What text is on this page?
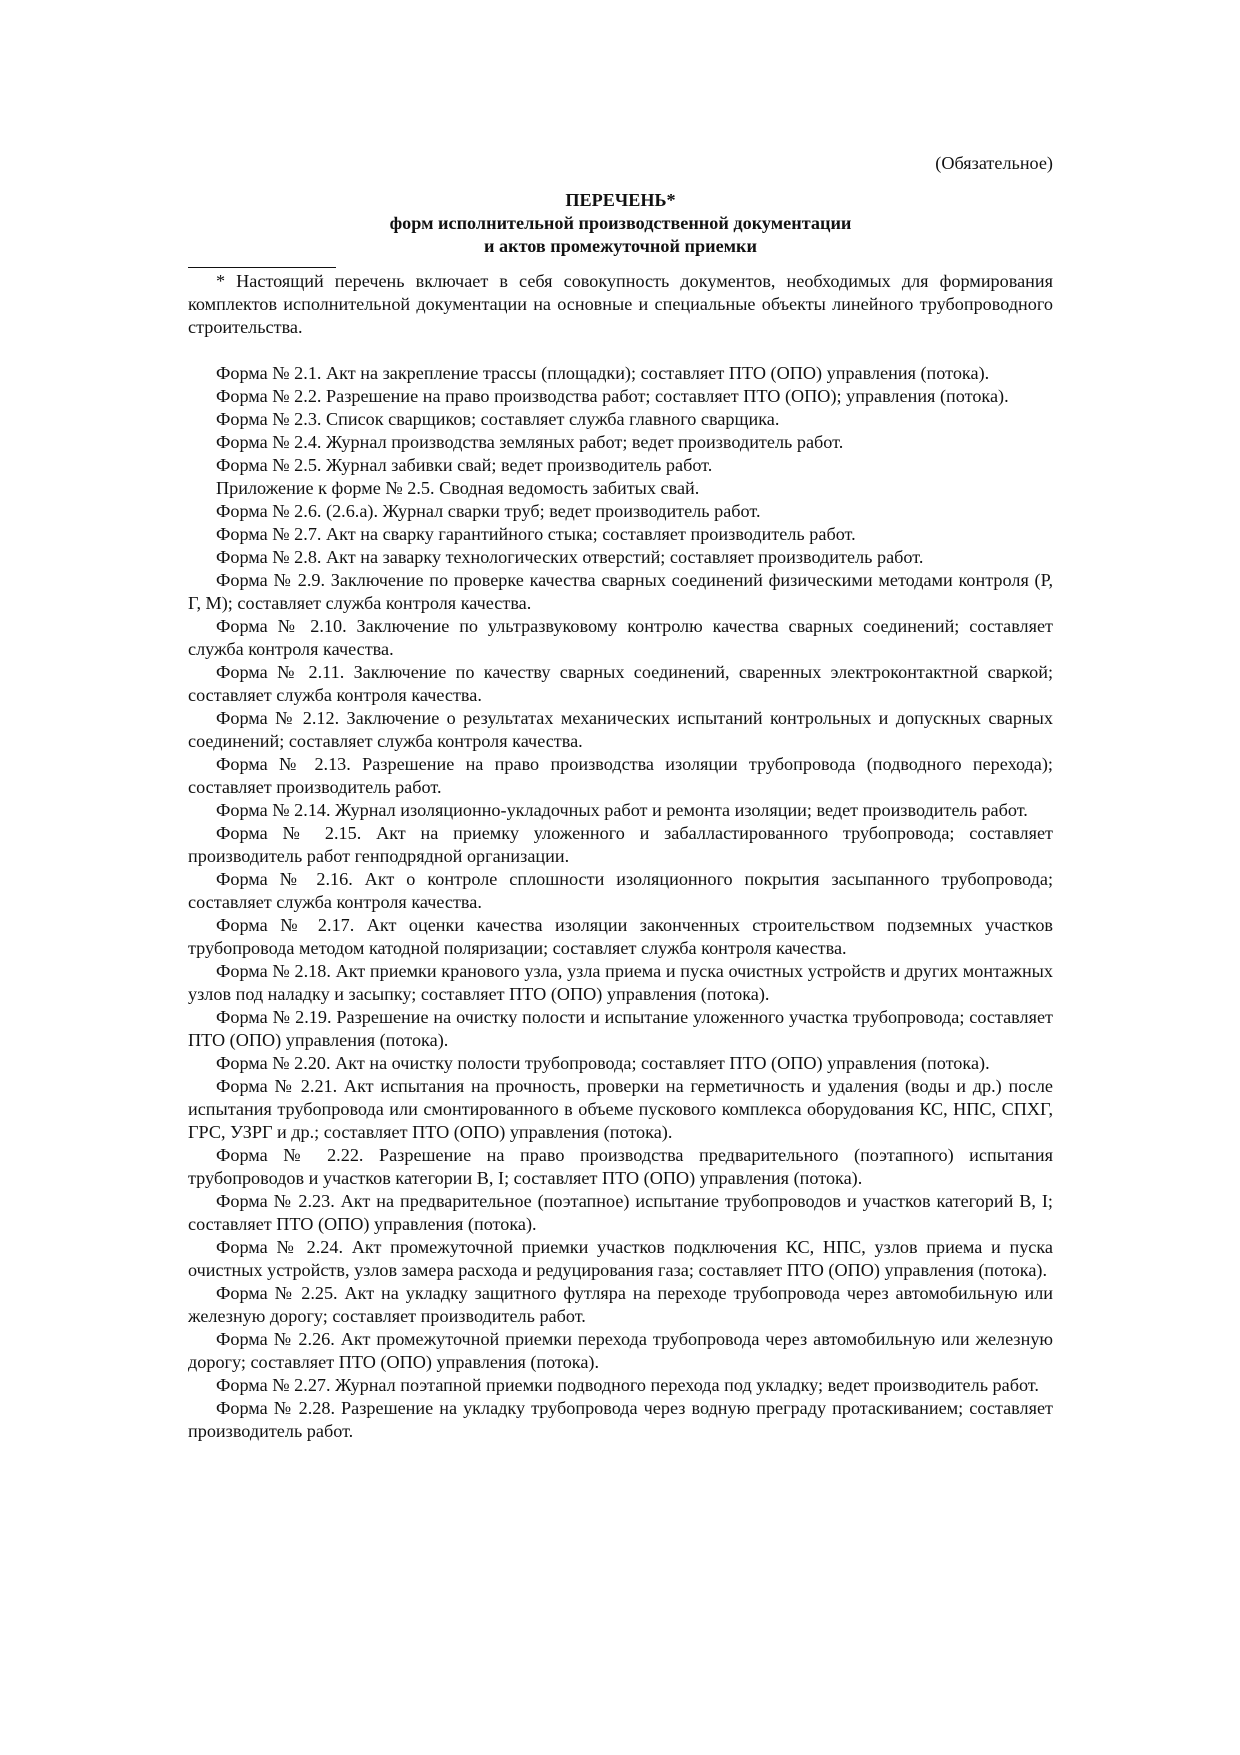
(Обязательное)
ПЕРЕЧЕНЬ*
форм исполнительной производственной документации
и актов промежуточной приемки

* Настоящий перечень включает в себя совокупность документов, необходимых для формирования комплектов исполнительной документации на основные и специальные объекты линейного трубопроводного строительства.

Форма № 2.1. Акт на закрепление трассы (площадки); составляет ПТО (ОПО) управления (потока).

Форма № 2.2. Разрешение на право производства работ; составляет ПТО (ОПО); управления (потока).

Форма № 2.3. Список сварщиков; составляет служба главного сварщика.

Форма № 2.4. Журнал производства земляных работ; ведет производитель работ.

Форма № 2.5. Журнал забивки свай; ведет производитель работ.

Приложение к форме № 2.5. Сводная ведомость забитых свай.

Форма № 2.6. (2.6.а). Журнал сварки труб; ведет производитель работ.

Форма № 2.7. Акт на сварку гарантийного стыка; составляет производитель работ.

Форма № 2.8. Акт на заварку технологических отверстий; составляет производитель работ.

Форма № 2.9. Заключение по проверке качества сварных соединений физическими методами контроля (Р, Г, М); составляет служба контроля качества.

Форма № 2.10. Заключение по ультразвуковому контролю качества сварных соединений; составляет служба контроля качества.

Форма № 2.11. Заключение по качеству сварных соединений, сваренных электроконтактной сваркой; составляет служба контроля качества.

Форма № 2.12. Заключение о результатах механических испытаний контрольных и допускных сварных соединений; составляет служба контроля качества.

Форма № 2.13. Разрешение на право производства изоляции трубопровода (подводного перехода); составляет производитель работ.

Форма № 2.14. Журнал изоляционно-укладочных работ и ремонта изоляции; ведет производитель работ.

Форма № 2.15. Акт на приемку уложенного и забалластированного трубопровода; составляет производитель работ генподрядной организации.

Форма № 2.16. Акт о контроле сплошности изоляционного покрытия засыпанного трубопровода; составляет служба контроля качества.

Форма № 2.17. Акт оценки качества изоляции законченных строительством подземных участков трубопровода методом катодной поляризации; составляет служба контроля качества.

Форма № 2.18. Акт приемки кранового узла, узла приема и пуска очистных устройств и других монтажных узлов под наладку и засыпку; составляет ПТО (ОПО) управления (потока).

Форма № 2.19. Разрешение на очистку полости и испытание уложенного участка трубопровода; составляет ПТО (ОПО) управления (потока).

Форма № 2.20. Акт на очистку полости трубопровода; составляет ПТО (ОПО) управления (потока).

Форма № 2.21. Акт испытания на прочность, проверки на герметичность и удаления (воды и др.) после испытания трубопровода или смонтированного в объеме пускового комплекса оборудования КС, НПС, СПХГ, ГРС, УЗРГ и др.; составляет ПТО (ОПО) управления (потока).

Форма № 2.22. Разрешение на право производства предварительного (поэтапного) испытания трубопроводов и участков категории В, I; составляет ПТО (ОПО) управления (потока).

Форма № 2.23. Акт на предварительное (поэтапное) испытание трубопроводов и участков категорий В, I; составляет ПТО (ОПО) управления (потока).

Форма № 2.24. Акт промежуточной приемки участков подключения КС, НПС, узлов приема и пуска очистных устройств, узлов замера расхода и редуцирования газа; составляет ПТО (ОПО) управления (потока).

Форма № 2.25. Акт на укладку защитного футляра на переходе трубопровода через автомобильную или железную дорогу; составляет производитель работ.

Форма № 2.26. Акт промежуточной приемки перехода трубопровода через автомобильную или железную дорогу; составляет ПТО (ОПО) управления (потока).

Форма № 2.27. Журнал поэтапной приемки подводного перехода под укладку; ведет производитель работ.

Форма № 2.28. Разрешение на укладку трубопровода через водную преграду протаскиванием; составляет производитель работ.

▶ _The request_: Search the records above for the string "изоляции". Copy every line that contains it.

▶ _Result for this exercise_:
Форма № 2.13. Разрешение на право производства изоляции трубопровода (подводного перехода); составляет производитель работ.
Форма № 2.14. Журнал изоляционно-укладочных работ и ремонта изоляции; ведет производитель работ.
Форма № 2.17. Акт оценки качества изоляции законченных строительством подземных участков трубопровода методом катодной поляризации; составляет служба контроля качества.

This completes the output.